Stored data entries
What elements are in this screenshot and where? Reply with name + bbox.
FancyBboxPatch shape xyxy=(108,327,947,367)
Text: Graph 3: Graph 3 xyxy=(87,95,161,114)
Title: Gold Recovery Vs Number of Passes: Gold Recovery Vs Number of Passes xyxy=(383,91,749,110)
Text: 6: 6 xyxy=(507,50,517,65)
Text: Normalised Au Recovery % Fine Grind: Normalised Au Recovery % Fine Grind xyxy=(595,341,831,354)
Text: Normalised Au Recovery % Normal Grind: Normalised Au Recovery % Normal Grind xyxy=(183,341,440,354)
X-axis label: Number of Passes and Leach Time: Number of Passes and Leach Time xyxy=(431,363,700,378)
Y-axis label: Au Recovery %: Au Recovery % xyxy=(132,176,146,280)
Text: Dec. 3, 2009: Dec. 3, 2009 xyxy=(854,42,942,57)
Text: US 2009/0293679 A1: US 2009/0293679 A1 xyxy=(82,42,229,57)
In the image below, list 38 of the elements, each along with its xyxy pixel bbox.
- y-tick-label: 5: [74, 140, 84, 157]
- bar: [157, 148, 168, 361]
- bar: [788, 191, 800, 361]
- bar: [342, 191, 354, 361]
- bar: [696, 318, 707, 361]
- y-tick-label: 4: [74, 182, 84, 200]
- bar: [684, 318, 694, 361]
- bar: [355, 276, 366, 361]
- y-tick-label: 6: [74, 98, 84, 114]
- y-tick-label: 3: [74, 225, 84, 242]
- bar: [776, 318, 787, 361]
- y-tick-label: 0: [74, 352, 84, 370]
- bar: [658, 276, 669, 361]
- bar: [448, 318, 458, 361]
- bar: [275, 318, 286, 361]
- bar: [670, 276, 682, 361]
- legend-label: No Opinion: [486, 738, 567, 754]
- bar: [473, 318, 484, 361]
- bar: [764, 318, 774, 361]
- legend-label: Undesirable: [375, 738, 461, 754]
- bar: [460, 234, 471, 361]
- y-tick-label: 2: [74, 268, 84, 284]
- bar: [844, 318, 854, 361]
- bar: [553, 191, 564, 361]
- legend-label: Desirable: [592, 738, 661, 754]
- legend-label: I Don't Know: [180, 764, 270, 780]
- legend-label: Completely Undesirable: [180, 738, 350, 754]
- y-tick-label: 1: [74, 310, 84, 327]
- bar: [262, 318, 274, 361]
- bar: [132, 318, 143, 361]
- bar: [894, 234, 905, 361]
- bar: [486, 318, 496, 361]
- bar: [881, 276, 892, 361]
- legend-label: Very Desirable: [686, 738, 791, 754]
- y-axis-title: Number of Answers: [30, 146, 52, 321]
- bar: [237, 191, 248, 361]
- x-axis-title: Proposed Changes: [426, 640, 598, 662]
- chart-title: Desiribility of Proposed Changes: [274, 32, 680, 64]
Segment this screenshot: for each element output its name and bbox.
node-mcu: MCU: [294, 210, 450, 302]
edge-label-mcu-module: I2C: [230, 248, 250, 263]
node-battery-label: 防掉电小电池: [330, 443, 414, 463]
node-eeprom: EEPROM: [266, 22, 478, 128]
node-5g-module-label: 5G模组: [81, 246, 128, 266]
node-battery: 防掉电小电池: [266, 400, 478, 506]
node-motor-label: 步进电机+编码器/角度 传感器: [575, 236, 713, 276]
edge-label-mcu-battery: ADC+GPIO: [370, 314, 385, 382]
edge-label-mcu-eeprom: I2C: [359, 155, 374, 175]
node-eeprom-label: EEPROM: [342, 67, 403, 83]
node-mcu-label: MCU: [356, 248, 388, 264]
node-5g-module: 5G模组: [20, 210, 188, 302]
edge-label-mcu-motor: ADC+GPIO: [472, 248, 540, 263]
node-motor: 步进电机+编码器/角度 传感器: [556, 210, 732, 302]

▸ **WHAT IS REQUIRED**
Copy out every line of the listing word for word.

▸ **ANSWER FOR THIS EXERCISE**
What elements are in this screenshot and where? Reply with name + bbox.
FancyBboxPatch shape xyxy=(108,327,947,367)
Text: Graph 3: Graph 3 xyxy=(87,95,161,114)
Title: Gold Recovery Vs Number of Passes: Gold Recovery Vs Number of Passes xyxy=(383,91,749,110)
Text: 6: 6 xyxy=(507,50,517,65)
Text: Normalised Au Recovery % Fine Grind: Normalised Au Recovery % Fine Grind xyxy=(595,341,831,354)
Text: Normalised Au Recovery % Normal Grind: Normalised Au Recovery % Normal Grind xyxy=(183,341,440,354)
X-axis label: Number of Passes and Leach Time: Number of Passes and Leach Time xyxy=(431,363,700,378)
Y-axis label: Au Recovery %: Au Recovery % xyxy=(132,176,146,280)
Text: Dec. 3, 2009: Dec. 3, 2009 xyxy=(854,42,942,57)
Text: US 2009/0293679 A1: US 2009/0293679 A1 xyxy=(82,42,229,57)
In the image below, list 38 of the elements, each along with its xyxy pixel bbox.
- y-tick-label: 5: [74, 140, 84, 157]
- bar: [157, 148, 168, 361]
- bar: [788, 191, 800, 361]
- bar: [342, 191, 354, 361]
- bar: [696, 318, 707, 361]
- y-tick-label: 4: [74, 182, 84, 200]
- bar: [684, 318, 694, 361]
- bar: [355, 276, 366, 361]
- y-tick-label: 6: [74, 98, 84, 114]
- y-tick-label: 3: [74, 225, 84, 242]
- bar: [776, 318, 787, 361]
- y-tick-label: 0: [74, 352, 84, 370]
- bar: [658, 276, 669, 361]
- bar: [448, 318, 458, 361]
- bar: [275, 318, 286, 361]
- bar: [670, 276, 682, 361]
- legend-label: No Opinion: [486, 738, 567, 754]
- bar: [473, 318, 484, 361]
- bar: [764, 318, 774, 361]
- legend-label: Undesirable: [375, 738, 461, 754]
- bar: [460, 234, 471, 361]
- y-tick-label: 2: [74, 268, 84, 284]
- bar: [844, 318, 854, 361]
- bar: [553, 191, 564, 361]
- legend-label: Desirable: [592, 738, 661, 754]
- legend-label: I Don't Know: [180, 764, 270, 780]
- legend-label: Completely Undesirable: [180, 738, 350, 754]
- y-tick-label: 1: [74, 310, 84, 327]
- bar: [262, 318, 274, 361]
- bar: [132, 318, 143, 361]
- bar: [894, 234, 905, 361]
- bar: [486, 318, 496, 361]
- bar: [881, 276, 892, 361]
- legend-label: Very Desirable: [686, 738, 791, 754]
- y-axis-title: Number of Answers: [30, 146, 52, 321]
- bar: [237, 191, 248, 361]
- x-axis-title: Proposed Changes: [426, 640, 598, 662]
- chart-title: Desiribility of Proposed Changes: [274, 32, 680, 64]
Segment this screenshot: for each element output its name and bbox.
node-mcu: MCU: [294, 210, 450, 302]
edge-label-mcu-module: I2C: [230, 248, 250, 263]
node-battery-label: 防掉电小电池: [330, 443, 414, 463]
node-eeprom: EEPROM: [266, 22, 478, 128]
node-5g-module-label: 5G模组: [81, 246, 128, 266]
node-battery: 防掉电小电池: [266, 400, 478, 506]
node-motor-label: 步进电机+编码器/角度 传感器: [575, 236, 713, 276]
edge-label-mcu-battery: ADC+GPIO: [370, 314, 385, 382]
edge-label-mcu-eeprom: I2C: [359, 155, 374, 175]
node-eeprom-label: EEPROM: [342, 67, 403, 83]
node-mcu-label: MCU: [356, 248, 388, 264]
node-5g-module: 5G模组: [20, 210, 188, 302]
edge-label-mcu-motor: ADC+GPIO: [472, 248, 540, 263]
node-motor: 步进电机+编码器/角度 传感器: [556, 210, 732, 302]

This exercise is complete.